Directions for this task:
Exactly as they appear, output all of the records. Skip any images.

++++++++++

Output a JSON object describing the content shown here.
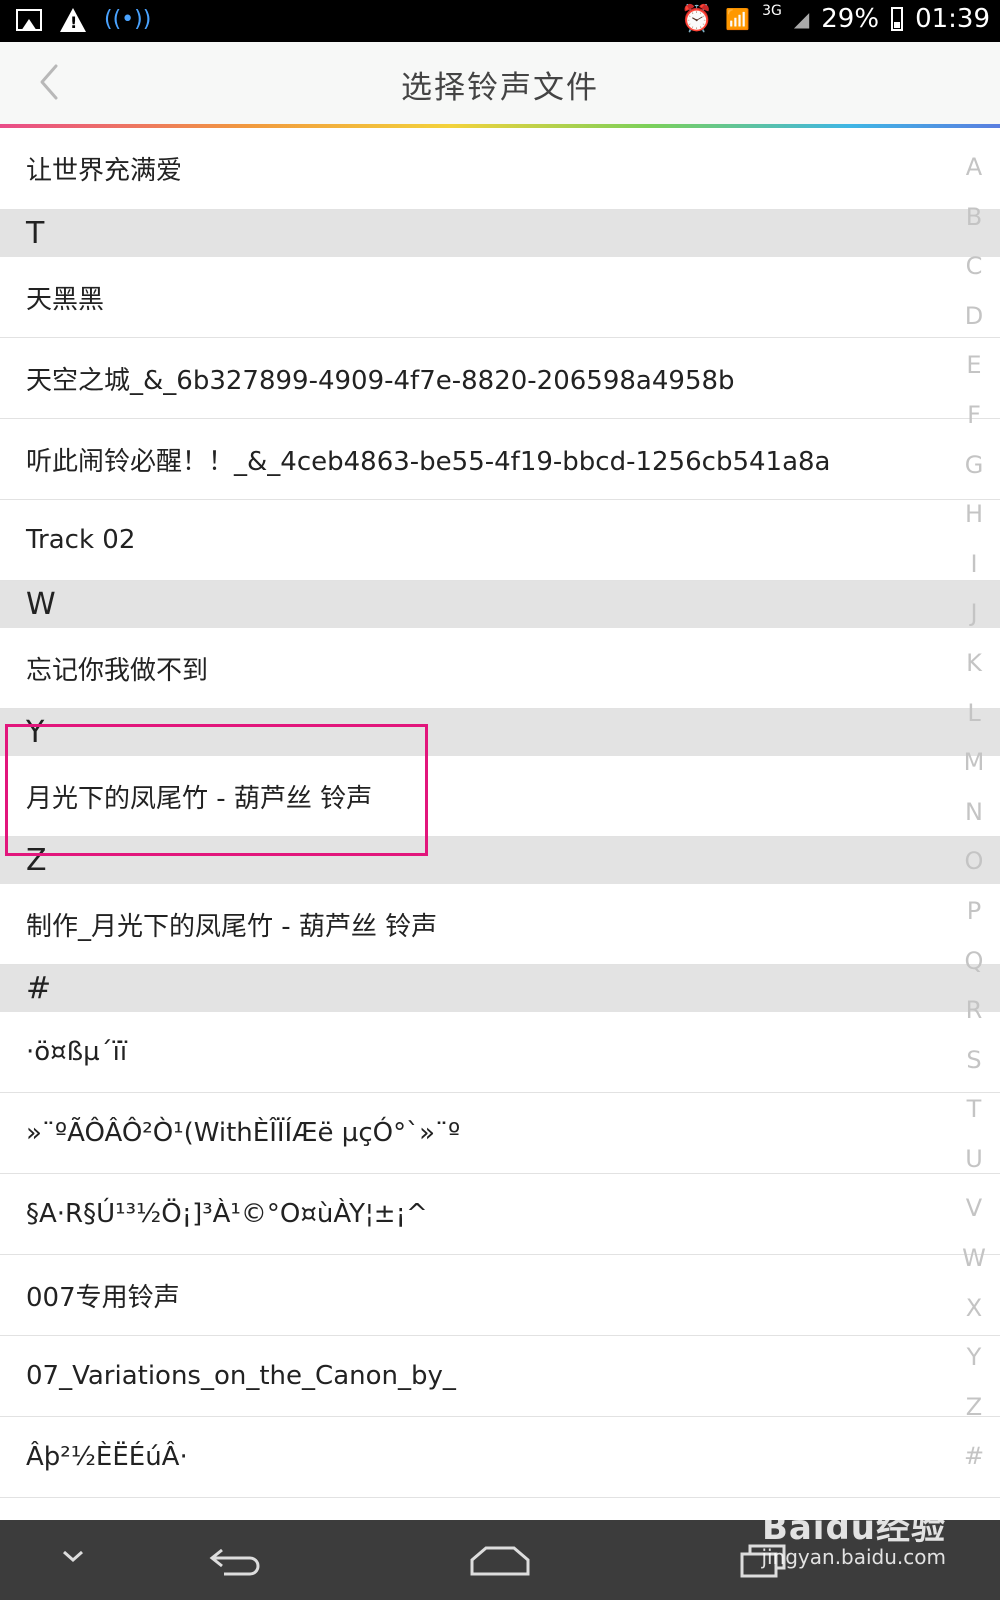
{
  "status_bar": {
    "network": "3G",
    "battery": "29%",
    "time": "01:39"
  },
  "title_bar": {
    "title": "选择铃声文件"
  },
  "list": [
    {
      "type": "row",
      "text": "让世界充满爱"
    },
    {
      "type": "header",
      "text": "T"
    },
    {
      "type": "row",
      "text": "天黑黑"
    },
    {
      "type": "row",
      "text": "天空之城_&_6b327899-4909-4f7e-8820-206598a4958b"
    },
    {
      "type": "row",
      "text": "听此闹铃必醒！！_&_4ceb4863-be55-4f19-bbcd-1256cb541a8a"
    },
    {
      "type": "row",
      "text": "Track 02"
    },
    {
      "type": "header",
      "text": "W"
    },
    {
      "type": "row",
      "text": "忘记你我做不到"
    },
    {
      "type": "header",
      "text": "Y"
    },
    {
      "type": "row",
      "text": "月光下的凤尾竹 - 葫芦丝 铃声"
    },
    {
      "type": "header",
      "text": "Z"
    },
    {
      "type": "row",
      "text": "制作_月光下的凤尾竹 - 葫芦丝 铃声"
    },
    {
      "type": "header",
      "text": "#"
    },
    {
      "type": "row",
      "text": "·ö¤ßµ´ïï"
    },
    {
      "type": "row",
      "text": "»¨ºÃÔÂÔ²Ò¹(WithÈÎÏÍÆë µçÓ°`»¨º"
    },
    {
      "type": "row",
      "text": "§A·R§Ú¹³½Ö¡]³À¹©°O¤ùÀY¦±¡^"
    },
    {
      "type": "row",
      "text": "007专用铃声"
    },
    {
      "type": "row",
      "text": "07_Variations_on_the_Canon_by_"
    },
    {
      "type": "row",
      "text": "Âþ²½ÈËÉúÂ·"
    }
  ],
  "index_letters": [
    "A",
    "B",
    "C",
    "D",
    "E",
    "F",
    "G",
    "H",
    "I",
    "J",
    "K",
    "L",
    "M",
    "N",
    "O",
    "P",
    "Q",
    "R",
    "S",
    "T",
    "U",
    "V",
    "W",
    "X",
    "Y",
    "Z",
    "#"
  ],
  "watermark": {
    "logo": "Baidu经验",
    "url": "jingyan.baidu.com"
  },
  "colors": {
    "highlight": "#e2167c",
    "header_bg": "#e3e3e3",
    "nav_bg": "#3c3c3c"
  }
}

++++++++++

Written response:
Output a JSON object describing the content shown here.
{
  "status_bar": {
    "network": "3G",
    "battery": "29%",
    "time": "01:39"
  },
  "title_bar": {
    "title": "选择铃声文件"
  },
  "list": [
    {
      "type": "row",
      "text": "让世界充满爱"
    },
    {
      "type": "header",
      "text": "T"
    },
    {
      "type": "row",
      "text": "天黑黑"
    },
    {
      "type": "row",
      "text": "天空之城_&_6b327899-4909-4f7e-8820-206598a4958b"
    },
    {
      "type": "row",
      "text": "听此闹铃必醒！！_&_4ceb4863-be55-4f19-bbcd-1256cb541a8a"
    },
    {
      "type": "row",
      "text": "Track 02"
    },
    {
      "type": "header",
      "text": "W"
    },
    {
      "type": "row",
      "text": "忘记你我做不到"
    },
    {
      "type": "header",
      "text": "Y"
    },
    {
      "type": "row",
      "text": "月光下的凤尾竹 - 葫芦丝 铃声"
    },
    {
      "type": "header",
      "text": "Z"
    },
    {
      "type": "row",
      "text": "制作_月光下的凤尾竹 - 葫芦丝 铃声"
    },
    {
      "type": "header",
      "text": "#"
    },
    {
      "type": "row",
      "text": "·ö¤ßµ´ïï"
    },
    {
      "type": "row",
      "text": "»¨ºÃÔÂÔ²Ò¹(WithÈÎÏÍÆë µçÓ°`»¨º"
    },
    {
      "type": "row",
      "text": "§A·R§Ú¹³½Ö¡]³À¹©°O¤ùÀY¦±¡^"
    },
    {
      "type": "row",
      "text": "007专用铃声"
    },
    {
      "type": "row",
      "text": "07_Variations_on_the_Canon_by_"
    },
    {
      "type": "row",
      "text": "Âþ²½ÈËÉúÂ·"
    }
  ],
  "index_letters": [
    "A",
    "B",
    "C",
    "D",
    "E",
    "F",
    "G",
    "H",
    "I",
    "J",
    "K",
    "L",
    "M",
    "N",
    "O",
    "P",
    "Q",
    "R",
    "S",
    "T",
    "U",
    "V",
    "W",
    "X",
    "Y",
    "Z",
    "#"
  ],
  "watermark": {
    "logo": "Baidu经验",
    "url": "jingyan.baidu.com"
  },
  "colors": {
    "highlight": "#e2167c",
    "header_bg": "#e3e3e3",
    "nav_bg": "#3c3c3c"
  }
}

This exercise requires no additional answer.